### TAREFAS OBRIGATÓRIAS
a - Transcreva literalmente, no texto sobre os filmes de zumbi de George Romero, o trecho que se inicia com as palavras que contêm "Neste filme não" e se encerra com "sanidade naquela fortaleza.".
b - Responda às perguntas abaixo com base no texto sobre os filmes de zumbi de George Romero.
(i) Que força invade o edifício no começo de Zumbi: O Despertar dos Mortos?
(ii) Quem lidera os habitantes da fortaleza em Dia dos Mortos?
(iii) Quem treinou o zumbi Bub?
c - Dê continuidade ao texto sobre os filmes de zumbi de George Romero a partir do ponto em que ele termina.

*** BLOCO DE TEXTO ***

Já em Zumbi: O Despertar dos Mortos, o alvo da crítica de George Romero passou a ser o comportamento consumista e preconceituoso do cidadão americano. O filme se inicia com uma invasão da SWAT a um edifício habitado por imigrantes hispânicos e afro-caribenhos que desrespeitaram a lei marcial imposta de entregar ao governo americano os mortos e feridos, visando reduzir e eliminar a praga dos mortos-vivos. A crítica à postura racista e segregadora americana em relação aos imigrantes e negros fica clara não no sentido óbvio dos zumbis do começo do filme serem negros e hispânicos, mas sim no sentido de que esses grupos se negam a cumprir as leis a eles impostas. Isso só se evidencia em um diálogo politicamente incorretíssimo, logo após a missão no prédio, em que Peter e Francine falam sobre quem eles perderam na epidemia (tradução minha):

Francine: E você, quem você perdeu?

Peter: Uns manos.

Francine: Manos de irmãos ou só… manos?

Peter: Os dois.

Com a chegada ao shopping center, o alvo da crítica muda, passando para os hábitos consumistas norte-americanos que transcendem a morte. Os zumbis se dirigem instintivamente ao shopping e são vistos, inclusive, fazendo compras, empurrando carrinhos transbordando mercadorias, roupas e comidas. Com isso, Romero quis passar a idéia do nosso impulso consumista de nos empanturrarmos de coisas que não precisamos, já que zumbis não precisam de comida, roupas, etc., pois estão mortos. Assim como nós, que empanturramos nossos carrinhos de coisas que não precisamos.

Em Dia dos Mortos, o apocalipse já se consumou. Os humanos vivem em fortalezas militares. Na fortaleza retratada no filme, um zumbi é capturado por um cientista e é usado como cobaia não para uma eventual cura (não há o que curar, Bub está morto), mas para uma re-socialização. Como disse antes, a definição de Romero para os zumbis nada mais é que o ser humano sem as amarras da sociedade. Neste terceiro filme da saga, a sociedade não existe mais. O homem não tem mais um parâmetro moral a seguir. Os habitantes da fortaleza, liderados pelo paranóico capitão Rhodes, vivem no limite da sanidade. Atos de agressividade e assassinatos são costumeiros dentre eles.

Neste filme não prevalecem os motivos de sobrevivência e o equilíbrio entre supérfulos e indispensáveis, mas sim o motivo de que o ser humano jamais enfrentará uma ameaça maior que ele mesmo. O espelho disto é Bub, o zumbi treinado pelo Dr. Logan, que é dócil e leal e, como uma criança, começa a descobrir (ou redescobrir) que o mundo ao seu redor é mais que abrir cabeças e comer miolos. Com isso, as diferenças entre os humanos e os zumbis diminuem, sendo que em momentos do filme o zumbi não representa a ameaça, mas sim uma ponta de esperança para o restabelecimento da sanidade naquela fortaleza.

*** DADOS FORNECIDOS ***

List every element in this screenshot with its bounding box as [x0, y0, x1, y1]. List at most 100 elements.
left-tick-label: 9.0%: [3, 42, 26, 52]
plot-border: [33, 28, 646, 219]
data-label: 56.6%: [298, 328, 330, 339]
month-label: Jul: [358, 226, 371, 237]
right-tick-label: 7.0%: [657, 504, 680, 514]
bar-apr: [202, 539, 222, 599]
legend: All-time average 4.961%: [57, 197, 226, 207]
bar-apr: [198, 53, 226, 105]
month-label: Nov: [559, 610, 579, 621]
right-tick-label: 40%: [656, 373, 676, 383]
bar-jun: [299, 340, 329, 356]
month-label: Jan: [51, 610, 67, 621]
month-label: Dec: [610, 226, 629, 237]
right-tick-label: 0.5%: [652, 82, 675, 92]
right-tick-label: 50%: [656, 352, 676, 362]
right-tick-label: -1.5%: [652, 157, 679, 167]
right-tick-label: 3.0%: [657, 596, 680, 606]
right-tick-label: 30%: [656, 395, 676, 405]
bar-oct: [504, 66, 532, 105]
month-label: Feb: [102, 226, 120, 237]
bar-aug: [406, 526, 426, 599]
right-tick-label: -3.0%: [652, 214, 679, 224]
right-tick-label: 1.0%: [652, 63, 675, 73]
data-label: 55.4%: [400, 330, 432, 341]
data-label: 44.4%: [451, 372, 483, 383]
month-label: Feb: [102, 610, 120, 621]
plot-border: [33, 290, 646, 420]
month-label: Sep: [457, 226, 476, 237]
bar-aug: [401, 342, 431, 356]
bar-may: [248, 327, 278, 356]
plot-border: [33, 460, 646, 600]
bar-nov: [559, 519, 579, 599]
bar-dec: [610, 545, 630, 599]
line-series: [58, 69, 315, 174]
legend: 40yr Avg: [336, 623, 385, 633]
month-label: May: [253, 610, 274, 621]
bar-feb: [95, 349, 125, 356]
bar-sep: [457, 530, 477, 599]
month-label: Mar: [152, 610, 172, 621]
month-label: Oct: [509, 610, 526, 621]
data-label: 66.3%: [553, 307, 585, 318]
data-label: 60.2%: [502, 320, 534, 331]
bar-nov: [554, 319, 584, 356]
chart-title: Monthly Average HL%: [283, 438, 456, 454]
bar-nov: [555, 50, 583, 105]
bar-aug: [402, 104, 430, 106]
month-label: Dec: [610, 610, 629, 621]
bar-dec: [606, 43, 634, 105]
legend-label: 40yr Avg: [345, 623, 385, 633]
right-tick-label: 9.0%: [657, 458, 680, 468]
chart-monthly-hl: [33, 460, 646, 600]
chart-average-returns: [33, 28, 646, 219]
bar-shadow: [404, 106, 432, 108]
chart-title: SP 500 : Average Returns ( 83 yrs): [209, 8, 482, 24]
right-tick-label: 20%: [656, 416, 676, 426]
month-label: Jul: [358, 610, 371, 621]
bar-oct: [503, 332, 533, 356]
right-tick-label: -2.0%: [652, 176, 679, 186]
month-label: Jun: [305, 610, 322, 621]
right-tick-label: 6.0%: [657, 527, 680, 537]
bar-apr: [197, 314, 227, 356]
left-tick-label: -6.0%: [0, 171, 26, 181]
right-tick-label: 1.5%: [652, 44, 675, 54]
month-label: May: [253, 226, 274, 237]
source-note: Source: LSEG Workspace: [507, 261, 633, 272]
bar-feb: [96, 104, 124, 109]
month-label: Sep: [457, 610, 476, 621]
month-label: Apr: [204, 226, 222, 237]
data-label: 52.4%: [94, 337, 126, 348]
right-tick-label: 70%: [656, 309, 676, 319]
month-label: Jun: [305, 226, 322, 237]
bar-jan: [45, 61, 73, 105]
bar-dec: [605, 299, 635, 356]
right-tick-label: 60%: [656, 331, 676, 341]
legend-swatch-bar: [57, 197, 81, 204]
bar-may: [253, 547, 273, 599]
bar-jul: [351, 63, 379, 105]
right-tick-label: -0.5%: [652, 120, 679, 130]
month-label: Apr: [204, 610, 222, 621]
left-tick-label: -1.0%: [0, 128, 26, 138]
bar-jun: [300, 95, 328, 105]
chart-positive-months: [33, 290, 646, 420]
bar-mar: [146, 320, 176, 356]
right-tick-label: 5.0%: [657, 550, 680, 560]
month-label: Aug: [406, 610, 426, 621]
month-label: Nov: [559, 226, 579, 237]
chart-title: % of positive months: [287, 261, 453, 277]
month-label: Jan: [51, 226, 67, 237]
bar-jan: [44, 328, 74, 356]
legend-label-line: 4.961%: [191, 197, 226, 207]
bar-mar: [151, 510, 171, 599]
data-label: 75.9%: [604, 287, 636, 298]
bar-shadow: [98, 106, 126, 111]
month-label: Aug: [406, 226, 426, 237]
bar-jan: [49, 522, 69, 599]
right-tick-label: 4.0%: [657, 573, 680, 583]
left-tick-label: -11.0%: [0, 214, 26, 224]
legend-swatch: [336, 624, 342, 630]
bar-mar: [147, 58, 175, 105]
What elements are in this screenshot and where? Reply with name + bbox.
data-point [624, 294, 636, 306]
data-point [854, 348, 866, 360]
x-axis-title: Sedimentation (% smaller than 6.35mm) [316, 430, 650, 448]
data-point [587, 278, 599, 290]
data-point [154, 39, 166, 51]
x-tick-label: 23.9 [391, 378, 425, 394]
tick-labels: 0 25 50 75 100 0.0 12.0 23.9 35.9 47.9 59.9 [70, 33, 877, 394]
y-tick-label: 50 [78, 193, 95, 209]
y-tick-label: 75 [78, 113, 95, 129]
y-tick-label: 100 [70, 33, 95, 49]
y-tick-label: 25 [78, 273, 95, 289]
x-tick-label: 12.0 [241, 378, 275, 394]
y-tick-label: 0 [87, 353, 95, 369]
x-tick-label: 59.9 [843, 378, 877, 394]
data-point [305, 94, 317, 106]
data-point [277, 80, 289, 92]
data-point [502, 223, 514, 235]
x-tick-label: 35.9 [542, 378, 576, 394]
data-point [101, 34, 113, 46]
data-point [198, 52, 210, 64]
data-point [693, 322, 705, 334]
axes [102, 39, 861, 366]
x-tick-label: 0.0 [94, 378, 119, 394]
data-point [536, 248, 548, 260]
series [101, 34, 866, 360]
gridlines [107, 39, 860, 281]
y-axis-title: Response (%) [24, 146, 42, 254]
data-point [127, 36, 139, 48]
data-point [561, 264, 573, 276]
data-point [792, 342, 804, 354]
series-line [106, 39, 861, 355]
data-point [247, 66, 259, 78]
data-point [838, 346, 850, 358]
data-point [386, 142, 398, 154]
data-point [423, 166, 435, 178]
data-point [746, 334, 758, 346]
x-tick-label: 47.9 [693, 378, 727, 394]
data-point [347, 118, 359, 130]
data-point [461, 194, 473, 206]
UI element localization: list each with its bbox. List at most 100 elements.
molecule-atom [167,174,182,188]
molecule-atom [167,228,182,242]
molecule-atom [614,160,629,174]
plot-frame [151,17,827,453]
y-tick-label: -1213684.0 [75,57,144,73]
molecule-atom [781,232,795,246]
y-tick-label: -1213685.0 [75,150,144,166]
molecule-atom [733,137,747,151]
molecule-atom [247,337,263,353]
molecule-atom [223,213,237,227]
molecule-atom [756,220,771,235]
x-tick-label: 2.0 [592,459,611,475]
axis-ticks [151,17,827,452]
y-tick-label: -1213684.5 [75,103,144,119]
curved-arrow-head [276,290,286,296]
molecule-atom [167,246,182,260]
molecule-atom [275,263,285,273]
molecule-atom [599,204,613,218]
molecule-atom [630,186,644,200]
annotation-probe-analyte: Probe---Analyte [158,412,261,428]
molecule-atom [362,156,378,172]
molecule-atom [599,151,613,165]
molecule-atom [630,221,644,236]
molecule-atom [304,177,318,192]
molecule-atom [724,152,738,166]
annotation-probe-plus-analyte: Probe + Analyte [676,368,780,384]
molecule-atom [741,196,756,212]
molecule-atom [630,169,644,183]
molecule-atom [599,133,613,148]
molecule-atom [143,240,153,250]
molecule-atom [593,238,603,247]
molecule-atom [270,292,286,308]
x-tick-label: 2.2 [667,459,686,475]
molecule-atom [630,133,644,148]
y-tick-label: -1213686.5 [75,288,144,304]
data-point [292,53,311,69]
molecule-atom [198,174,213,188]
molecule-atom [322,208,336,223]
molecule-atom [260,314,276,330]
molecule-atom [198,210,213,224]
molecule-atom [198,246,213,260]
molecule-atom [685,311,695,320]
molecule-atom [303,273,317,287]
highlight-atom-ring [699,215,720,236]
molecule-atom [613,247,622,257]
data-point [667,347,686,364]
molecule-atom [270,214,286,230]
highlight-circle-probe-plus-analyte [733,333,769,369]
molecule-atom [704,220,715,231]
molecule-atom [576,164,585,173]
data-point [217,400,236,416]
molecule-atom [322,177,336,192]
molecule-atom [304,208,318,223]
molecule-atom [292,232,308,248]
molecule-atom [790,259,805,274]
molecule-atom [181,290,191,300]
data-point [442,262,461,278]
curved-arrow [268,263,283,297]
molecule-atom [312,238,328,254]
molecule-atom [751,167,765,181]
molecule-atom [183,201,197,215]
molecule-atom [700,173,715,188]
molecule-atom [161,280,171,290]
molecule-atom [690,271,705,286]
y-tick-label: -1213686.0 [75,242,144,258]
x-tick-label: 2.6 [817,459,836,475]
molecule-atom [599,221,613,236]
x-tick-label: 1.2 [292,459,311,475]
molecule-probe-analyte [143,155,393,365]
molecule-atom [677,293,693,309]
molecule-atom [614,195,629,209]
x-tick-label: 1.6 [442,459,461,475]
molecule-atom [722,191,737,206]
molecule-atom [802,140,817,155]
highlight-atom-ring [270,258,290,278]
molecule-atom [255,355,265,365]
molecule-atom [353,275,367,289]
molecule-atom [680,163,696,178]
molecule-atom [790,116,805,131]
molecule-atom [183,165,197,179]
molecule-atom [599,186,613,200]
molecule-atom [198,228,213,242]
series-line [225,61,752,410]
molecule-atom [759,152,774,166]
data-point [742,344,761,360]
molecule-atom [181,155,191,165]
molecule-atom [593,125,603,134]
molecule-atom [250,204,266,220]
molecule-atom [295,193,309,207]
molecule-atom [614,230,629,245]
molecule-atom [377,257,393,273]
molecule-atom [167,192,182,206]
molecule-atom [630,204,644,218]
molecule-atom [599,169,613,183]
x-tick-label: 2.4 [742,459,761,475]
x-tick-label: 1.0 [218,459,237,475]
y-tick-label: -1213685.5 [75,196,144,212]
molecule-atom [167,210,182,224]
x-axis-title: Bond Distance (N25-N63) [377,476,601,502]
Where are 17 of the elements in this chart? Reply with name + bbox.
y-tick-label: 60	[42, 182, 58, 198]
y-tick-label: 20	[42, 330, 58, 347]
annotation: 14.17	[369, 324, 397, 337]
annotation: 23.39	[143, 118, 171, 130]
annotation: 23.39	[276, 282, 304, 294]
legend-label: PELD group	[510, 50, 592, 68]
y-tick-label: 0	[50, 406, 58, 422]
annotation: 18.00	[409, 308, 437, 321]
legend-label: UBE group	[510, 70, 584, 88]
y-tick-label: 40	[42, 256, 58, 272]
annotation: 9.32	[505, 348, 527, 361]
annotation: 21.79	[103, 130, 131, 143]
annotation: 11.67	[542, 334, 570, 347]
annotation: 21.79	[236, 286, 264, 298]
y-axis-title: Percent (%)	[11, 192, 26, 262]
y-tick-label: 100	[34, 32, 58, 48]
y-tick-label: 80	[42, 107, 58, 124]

***

### RESPOSTAS POR TAREFA
a -
Neste filme não prevalecem os motivos de sobrevivência e o equilíbrio entre supérfulos e indispensáveis, mas sim o motivo de que o ser humano jamais enfrentará uma ameaça maior que ele mesmo. O espelho disto é Bub, o zumbi treinado pelo Dr. Logan, que é dócil e leal e, como uma criança, começa a descobrir (ou redescobrir) que o mundo ao seu redor é mais que abrir cabeças e comer miolos. Com isso, as diferenças entre os humanos e os zumbis diminuem, sendo que em momentos do filme o zumbi não representa a ameaça, mas sim uma ponta de esperança para o restabelecimento da sanidade naquela fortaleza.

b -
(i) A SWAT.
(ii) O capitão Rhodes.
(iii) O Dr. Logan.

c -
Em Terra dos Mortos o mundo está totalmente desolado. Os zumbis disputam com os homens o domínio da Terra em pé de igualdade. Os mortos se organizaram, seguem um líder, possuem ambições e têm um mínimo de racionalidade, a ponto de estabelecerem uma trégua com os humanos, já que ambos não possuem nada e precisam reconstruir as suas sociedades a partir de ruínas. Big Daddy, o líder dos zumbis, foi concebido a partir da evolução intelectual demonstrada por Bub em Dia dos Mortos. Ele é o responsável pelo primeiro degrau na escala evolutiva dos zumbis, onde eles aprendem a se adaptar, aprender e até a se comunicar a partir de grunhidos e gemidos primitivos.

Disparado o pior filme da franquia, Terra dos Mortos aproxima de forma definitiva os humanos dos zumbis. A premissa final do filme é que no fundo, tanto os homens quanto os zumbis são iguais e, como iguais, devemos aprender a conviver.

No recente (e fraquíssimo) Diário dos Mortos, Romero apresenta, de forma bastante duvidosa, eventos que aconteceram paralelamente ao cerco à casa-refúgio da Noite dos Mortos Vivos. Ignorando que o filme original se passa em 1968, Romero apresenta uma sociedade completamente anacrônica em relação à época, com notebooks, celulares 3G, blogs, videocasts, etc. Talvez Romero pretendesse demonstrar que a Noite dos Mortos Vivos seria um evento contemporâneo, desprendido de limitações temporais. Essa demonstração foi alcançada, mas ao custo de comprometer a lógica da franquia inteira.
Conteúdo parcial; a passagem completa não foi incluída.